(Saved entries)
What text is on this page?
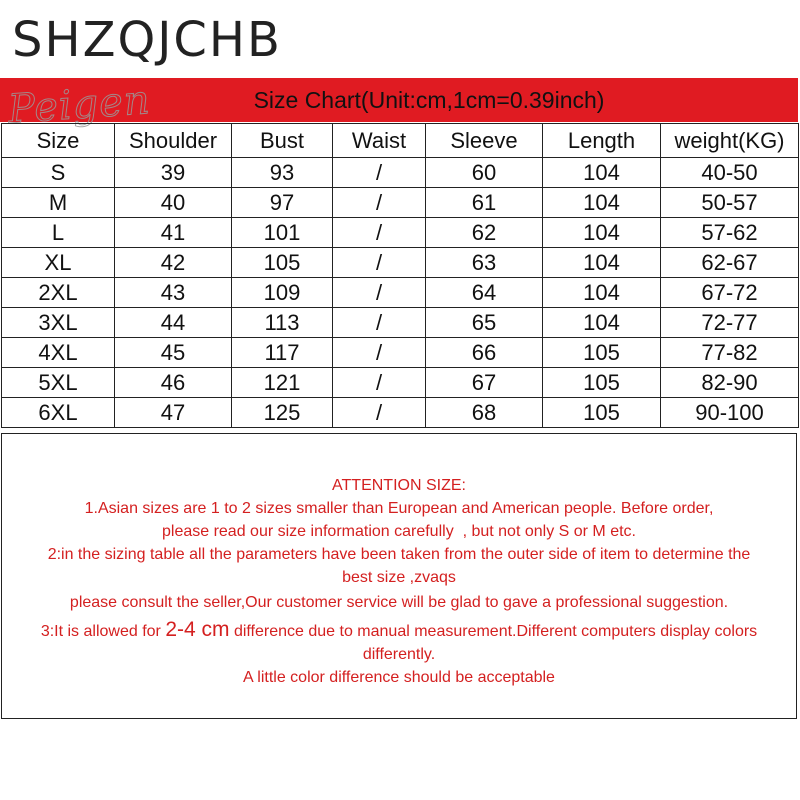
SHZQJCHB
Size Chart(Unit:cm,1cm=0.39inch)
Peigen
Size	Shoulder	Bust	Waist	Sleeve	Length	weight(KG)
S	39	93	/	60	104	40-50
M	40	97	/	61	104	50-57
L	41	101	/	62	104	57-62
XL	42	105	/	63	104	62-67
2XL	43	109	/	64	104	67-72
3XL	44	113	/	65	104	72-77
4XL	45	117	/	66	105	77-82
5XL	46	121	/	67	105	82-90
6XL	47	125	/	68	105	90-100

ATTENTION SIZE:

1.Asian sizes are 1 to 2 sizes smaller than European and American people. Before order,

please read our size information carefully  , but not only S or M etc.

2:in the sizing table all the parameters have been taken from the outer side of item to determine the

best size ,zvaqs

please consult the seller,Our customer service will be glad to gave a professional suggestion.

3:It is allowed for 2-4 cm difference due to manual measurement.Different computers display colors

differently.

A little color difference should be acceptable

*WHAT TO DO*. Leave out the pictures and reproduce the rest of the listing exactly.

*EXERCISE SOLUTION*.
What text is on this page?
SHZQJCHB
Size Chart(Unit:cm,1cm=0.39inch)
Peigen
Size	Shoulder	Bust	Waist	Sleeve	Length	weight(KG)
S	39	93	/	60	104	40-50
M	40	97	/	61	104	50-57
L	41	101	/	62	104	57-62
XL	42	105	/	63	104	62-67
2XL	43	109	/	64	104	67-72
3XL	44	113	/	65	104	72-77
4XL	45	117	/	66	105	77-82
5XL	46	121	/	67	105	82-90
6XL	47	125	/	68	105	90-100

ATTENTION SIZE:

1.Asian sizes are 1 to 2 sizes smaller than European and American people. Before order,

please read our size information carefully  , but not only S or M etc.

2:in the sizing table all the parameters have been taken from the outer side of item to determine the

best size ,zvaqs

please consult the seller,Our customer service will be glad to gave a professional suggestion.

3:It is allowed for 2-4 cm difference due to manual measurement.Different computers display colors

differently.

A little color difference should be acceptable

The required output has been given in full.